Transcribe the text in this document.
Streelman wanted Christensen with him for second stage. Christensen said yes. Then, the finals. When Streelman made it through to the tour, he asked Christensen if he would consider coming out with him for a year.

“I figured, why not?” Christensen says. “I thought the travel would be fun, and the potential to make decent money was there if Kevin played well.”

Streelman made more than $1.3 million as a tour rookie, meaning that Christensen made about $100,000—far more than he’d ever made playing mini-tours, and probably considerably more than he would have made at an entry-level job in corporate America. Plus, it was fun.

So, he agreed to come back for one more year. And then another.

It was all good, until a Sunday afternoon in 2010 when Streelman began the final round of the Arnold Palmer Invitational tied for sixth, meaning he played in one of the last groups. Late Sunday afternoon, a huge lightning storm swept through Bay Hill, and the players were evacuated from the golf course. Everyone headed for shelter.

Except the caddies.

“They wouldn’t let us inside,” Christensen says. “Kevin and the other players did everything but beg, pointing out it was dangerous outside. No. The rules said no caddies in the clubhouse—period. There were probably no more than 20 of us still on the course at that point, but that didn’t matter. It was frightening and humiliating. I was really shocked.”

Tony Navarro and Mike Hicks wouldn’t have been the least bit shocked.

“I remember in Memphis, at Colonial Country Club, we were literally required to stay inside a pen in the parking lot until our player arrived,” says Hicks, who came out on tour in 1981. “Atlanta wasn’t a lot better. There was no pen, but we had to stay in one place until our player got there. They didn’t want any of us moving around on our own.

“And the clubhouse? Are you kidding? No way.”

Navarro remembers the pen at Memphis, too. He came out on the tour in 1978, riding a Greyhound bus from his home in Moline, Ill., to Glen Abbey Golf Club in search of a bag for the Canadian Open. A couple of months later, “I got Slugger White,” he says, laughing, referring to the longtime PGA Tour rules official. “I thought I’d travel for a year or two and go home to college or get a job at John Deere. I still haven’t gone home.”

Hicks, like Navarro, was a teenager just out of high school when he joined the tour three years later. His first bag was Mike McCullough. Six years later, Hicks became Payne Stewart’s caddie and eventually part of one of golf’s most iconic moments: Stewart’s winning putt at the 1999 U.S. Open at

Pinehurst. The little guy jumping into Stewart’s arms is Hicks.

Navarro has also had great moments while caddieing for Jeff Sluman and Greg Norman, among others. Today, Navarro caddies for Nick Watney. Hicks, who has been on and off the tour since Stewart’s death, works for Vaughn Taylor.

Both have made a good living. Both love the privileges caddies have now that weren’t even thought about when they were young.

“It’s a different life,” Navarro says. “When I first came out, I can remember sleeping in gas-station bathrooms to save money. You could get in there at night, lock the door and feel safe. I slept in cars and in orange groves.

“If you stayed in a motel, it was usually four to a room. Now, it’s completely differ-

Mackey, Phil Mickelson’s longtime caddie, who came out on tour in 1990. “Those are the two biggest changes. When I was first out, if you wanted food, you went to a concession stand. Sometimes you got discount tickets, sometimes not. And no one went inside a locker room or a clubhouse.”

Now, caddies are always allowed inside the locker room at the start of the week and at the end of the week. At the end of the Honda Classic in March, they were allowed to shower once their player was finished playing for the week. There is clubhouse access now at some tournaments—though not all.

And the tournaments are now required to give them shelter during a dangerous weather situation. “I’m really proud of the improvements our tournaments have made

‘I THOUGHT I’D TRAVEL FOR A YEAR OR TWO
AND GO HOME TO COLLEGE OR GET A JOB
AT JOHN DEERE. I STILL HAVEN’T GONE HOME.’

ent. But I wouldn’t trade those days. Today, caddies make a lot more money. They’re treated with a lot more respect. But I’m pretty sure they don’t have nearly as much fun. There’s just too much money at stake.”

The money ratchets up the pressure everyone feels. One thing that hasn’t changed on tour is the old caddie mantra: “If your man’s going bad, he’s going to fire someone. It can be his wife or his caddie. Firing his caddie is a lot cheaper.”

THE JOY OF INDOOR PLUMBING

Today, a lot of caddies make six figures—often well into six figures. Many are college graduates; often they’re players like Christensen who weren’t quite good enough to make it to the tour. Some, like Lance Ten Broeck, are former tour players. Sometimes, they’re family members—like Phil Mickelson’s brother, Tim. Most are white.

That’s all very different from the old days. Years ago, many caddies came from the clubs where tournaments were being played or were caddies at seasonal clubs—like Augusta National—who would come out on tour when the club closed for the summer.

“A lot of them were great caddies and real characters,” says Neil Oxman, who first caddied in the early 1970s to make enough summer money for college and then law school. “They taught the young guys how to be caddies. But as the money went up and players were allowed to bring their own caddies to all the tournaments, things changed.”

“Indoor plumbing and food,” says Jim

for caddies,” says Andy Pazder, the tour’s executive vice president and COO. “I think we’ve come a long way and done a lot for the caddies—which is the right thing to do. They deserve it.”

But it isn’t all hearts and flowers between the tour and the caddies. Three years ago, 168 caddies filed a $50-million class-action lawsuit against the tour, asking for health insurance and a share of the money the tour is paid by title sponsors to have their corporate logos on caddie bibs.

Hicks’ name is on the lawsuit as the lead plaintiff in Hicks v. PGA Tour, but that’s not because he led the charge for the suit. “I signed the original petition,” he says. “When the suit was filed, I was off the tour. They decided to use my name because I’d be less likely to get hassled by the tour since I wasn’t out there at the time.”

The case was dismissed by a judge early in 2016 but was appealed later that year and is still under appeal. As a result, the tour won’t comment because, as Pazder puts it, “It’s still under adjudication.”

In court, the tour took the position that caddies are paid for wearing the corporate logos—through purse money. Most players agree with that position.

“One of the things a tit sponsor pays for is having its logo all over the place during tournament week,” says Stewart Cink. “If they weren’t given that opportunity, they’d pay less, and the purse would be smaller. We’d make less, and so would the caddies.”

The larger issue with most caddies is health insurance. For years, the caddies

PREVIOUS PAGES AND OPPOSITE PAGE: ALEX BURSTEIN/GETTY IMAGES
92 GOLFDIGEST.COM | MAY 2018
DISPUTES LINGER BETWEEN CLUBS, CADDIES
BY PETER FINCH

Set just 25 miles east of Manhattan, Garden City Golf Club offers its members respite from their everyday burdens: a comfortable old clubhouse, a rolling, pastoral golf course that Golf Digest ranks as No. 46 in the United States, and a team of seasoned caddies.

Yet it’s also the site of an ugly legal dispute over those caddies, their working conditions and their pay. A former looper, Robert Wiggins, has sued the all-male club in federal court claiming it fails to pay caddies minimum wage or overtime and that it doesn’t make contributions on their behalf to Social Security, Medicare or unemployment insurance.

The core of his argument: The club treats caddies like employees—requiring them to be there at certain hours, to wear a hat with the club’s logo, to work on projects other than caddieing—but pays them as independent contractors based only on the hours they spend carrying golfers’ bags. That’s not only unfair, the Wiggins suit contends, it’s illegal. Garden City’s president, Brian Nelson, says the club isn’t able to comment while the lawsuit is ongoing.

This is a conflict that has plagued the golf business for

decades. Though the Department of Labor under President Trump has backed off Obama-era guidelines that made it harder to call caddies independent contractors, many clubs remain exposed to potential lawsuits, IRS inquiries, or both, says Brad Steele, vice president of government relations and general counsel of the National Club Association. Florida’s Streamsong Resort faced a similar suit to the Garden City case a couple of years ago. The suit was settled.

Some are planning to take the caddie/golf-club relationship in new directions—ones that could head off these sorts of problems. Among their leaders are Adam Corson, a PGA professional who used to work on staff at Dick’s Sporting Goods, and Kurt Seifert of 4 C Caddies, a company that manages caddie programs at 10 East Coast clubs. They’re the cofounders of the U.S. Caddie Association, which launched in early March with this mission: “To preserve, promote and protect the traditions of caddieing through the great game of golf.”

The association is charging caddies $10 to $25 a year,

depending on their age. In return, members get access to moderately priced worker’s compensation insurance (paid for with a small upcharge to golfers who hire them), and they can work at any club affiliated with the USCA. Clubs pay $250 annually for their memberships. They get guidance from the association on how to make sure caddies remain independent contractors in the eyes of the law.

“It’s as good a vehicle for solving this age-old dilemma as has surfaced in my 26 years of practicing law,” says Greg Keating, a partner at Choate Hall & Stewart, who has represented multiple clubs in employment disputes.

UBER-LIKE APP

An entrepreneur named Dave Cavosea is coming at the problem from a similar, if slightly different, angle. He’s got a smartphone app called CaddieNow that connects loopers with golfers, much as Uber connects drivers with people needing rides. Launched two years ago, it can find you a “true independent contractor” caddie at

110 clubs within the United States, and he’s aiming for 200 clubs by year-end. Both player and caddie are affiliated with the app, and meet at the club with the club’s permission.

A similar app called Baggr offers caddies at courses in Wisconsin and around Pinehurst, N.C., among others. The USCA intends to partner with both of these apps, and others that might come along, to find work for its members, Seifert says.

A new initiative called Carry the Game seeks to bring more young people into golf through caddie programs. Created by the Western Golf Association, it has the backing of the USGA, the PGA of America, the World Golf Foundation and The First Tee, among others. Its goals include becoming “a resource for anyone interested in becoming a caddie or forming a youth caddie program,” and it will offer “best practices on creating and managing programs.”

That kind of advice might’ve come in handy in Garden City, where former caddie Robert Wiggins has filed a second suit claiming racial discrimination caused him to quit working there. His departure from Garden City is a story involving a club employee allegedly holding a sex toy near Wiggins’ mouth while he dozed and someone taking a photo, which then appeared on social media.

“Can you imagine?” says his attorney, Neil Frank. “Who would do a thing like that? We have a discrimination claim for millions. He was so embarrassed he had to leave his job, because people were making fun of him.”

EXERCISE INSTRUCTIONS: Select and copy every line of the material that holds the string "said".

TASK RESPONSE:
Streelman wanted Christensen with him for second stage. Christensen said yes. Then, the finals. When Streelman made it through to the tour, he asked Christensen if he would consider coming out with him for a year.
“They wouldn’t let us inside,” Christensen says. “Kevin and the other players did everything but beg, pointing out it was dangerous outside. No. The rules said no caddies in the clubhouse—period. There were probably no more than 20 of us still on the course at that point, but that didn’t matter. It was frightening and humiliating. I was really shocked.”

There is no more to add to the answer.